• [WHAT THE TASK ASKS]: All the entries need to be quoted exactly, apart from the pictures, which you should drop.

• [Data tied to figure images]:
+++

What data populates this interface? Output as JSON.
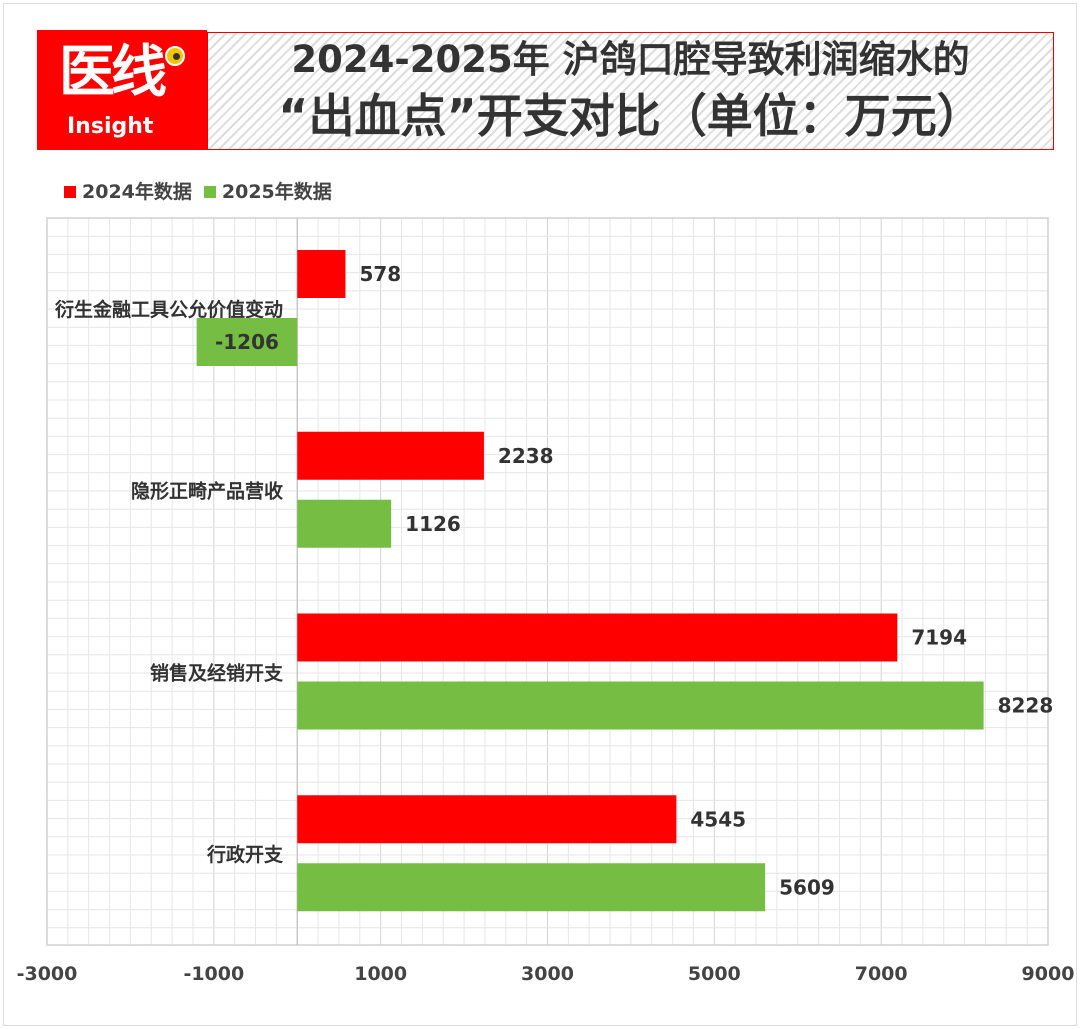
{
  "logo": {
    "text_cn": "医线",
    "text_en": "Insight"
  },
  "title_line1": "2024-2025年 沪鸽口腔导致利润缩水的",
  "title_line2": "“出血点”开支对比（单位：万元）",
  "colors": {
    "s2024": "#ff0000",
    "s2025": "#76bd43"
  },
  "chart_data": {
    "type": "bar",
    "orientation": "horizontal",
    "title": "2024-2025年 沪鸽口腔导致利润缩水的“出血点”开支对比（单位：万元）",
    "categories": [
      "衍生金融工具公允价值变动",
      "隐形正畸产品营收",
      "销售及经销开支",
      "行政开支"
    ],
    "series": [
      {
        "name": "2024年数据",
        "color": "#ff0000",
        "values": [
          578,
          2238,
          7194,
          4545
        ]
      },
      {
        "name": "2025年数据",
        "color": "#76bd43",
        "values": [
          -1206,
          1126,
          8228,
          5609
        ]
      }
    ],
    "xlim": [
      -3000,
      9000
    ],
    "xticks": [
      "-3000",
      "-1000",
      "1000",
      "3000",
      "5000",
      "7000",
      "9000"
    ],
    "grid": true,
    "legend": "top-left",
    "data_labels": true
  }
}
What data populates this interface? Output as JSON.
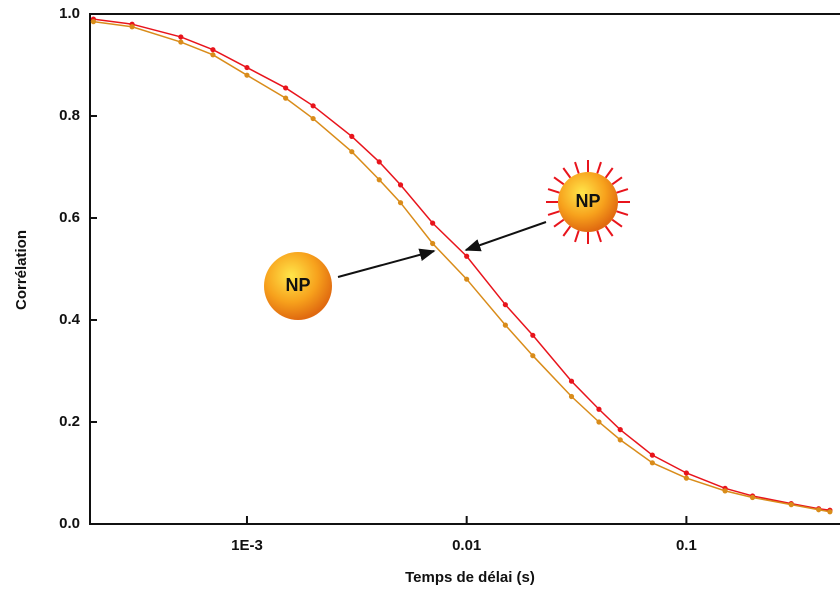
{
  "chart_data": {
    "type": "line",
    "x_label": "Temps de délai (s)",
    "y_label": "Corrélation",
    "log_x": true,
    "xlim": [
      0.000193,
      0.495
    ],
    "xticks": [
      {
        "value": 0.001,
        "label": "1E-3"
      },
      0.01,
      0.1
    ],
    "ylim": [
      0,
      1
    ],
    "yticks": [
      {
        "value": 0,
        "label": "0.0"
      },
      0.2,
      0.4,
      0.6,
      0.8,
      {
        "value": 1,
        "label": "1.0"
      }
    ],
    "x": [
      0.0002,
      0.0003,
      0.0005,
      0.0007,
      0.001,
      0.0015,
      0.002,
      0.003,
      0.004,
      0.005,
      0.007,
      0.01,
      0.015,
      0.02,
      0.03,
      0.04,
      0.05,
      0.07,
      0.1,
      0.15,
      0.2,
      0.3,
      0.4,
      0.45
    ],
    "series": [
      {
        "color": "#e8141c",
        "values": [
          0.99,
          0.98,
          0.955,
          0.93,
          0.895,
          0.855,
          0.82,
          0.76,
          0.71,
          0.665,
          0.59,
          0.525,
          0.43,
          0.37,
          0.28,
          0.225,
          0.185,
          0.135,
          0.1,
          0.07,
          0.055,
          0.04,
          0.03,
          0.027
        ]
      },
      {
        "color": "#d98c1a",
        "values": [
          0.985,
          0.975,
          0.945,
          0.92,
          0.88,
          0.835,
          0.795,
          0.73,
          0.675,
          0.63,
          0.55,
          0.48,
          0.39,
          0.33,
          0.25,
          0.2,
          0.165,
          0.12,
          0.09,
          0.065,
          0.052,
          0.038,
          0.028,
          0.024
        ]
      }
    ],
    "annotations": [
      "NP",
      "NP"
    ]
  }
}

+++

• [COMPLETED TASK]:
What data populates this interface? Output as JSON.
{
  "logo": {
    "text_cn": "医线",
    "text_en": "Insight"
  },
  "title_line1": "2024-2025年 沪鸽口腔导致利润缩水的",
  "title_line2": "“出血点”开支对比（单位：万元）",
  "colors": {
    "s2024": "#ff0000",
    "s2025": "#76bd43"
  },
  "chart_data": {
    "type": "bar",
    "orientation": "horizontal",
    "title": "2024-2025年 沪鸽口腔导致利润缩水的“出血点”开支对比（单位：万元）",
    "categories": [
      "衍生金融工具公允价值变动",
      "隐形正畸产品营收",
      "销售及经销开支",
      "行政开支"
    ],
    "series": [
      {
        "name": "2024年数据",
        "color": "#ff0000",
        "values": [
          578,
          2238,
          7194,
          4545
        ]
      },
      {
        "name": "2025年数据",
        "color": "#76bd43",
        "values": [
          -1206,
          1126,
          8228,
          5609
        ]
      }
    ],
    "xlim": [
      -3000,
      9000
    ],
    "xticks": [
      "-3000",
      "-1000",
      "1000",
      "3000",
      "5000",
      "7000",
      "9000"
    ],
    "grid": true,
    "legend": "top-left",
    "data_labels": true
  }
}
What data populates this interface? Output as JSON.
{
  "chart_data": {
    "type": "line",
    "x_label": "Temps de délai (s)",
    "y_label": "Corrélation",
    "log_x": true,
    "xlim": [
      0.000193,
      0.495
    ],
    "xticks": [
      {
        "value": 0.001,
        "label": "1E-3"
      },
      0.01,
      0.1
    ],
    "ylim": [
      0,
      1
    ],
    "yticks": [
      {
        "value": 0,
        "label": "0.0"
      },
      0.2,
      0.4,
      0.6,
      0.8,
      {
        "value": 1,
        "label": "1.0"
      }
    ],
    "x": [
      0.0002,
      0.0003,
      0.0005,
      0.0007,
      0.001,
      0.0015,
      0.002,
      0.003,
      0.004,
      0.005,
      0.007,
      0.01,
      0.015,
      0.02,
      0.03,
      0.04,
      0.05,
      0.07,
      0.1,
      0.15,
      0.2,
      0.3,
      0.4,
      0.45
    ],
    "series": [
      {
        "color": "#e8141c",
        "values": [
          0.99,
          0.98,
          0.955,
          0.93,
          0.895,
          0.855,
          0.82,
          0.76,
          0.71,
          0.665,
          0.59,
          0.525,
          0.43,
          0.37,
          0.28,
          0.225,
          0.185,
          0.135,
          0.1,
          0.07,
          0.055,
          0.04,
          0.03,
          0.027
        ]
      },
      {
        "color": "#d98c1a",
        "values": [
          0.985,
          0.975,
          0.945,
          0.92,
          0.88,
          0.835,
          0.795,
          0.73,
          0.675,
          0.63,
          0.55,
          0.48,
          0.39,
          0.33,
          0.25,
          0.2,
          0.165,
          0.12,
          0.09,
          0.065,
          0.052,
          0.038,
          0.028,
          0.024
        ]
      }
    ],
    "annotations": [
      "NP",
      "NP"
    ]
  }
}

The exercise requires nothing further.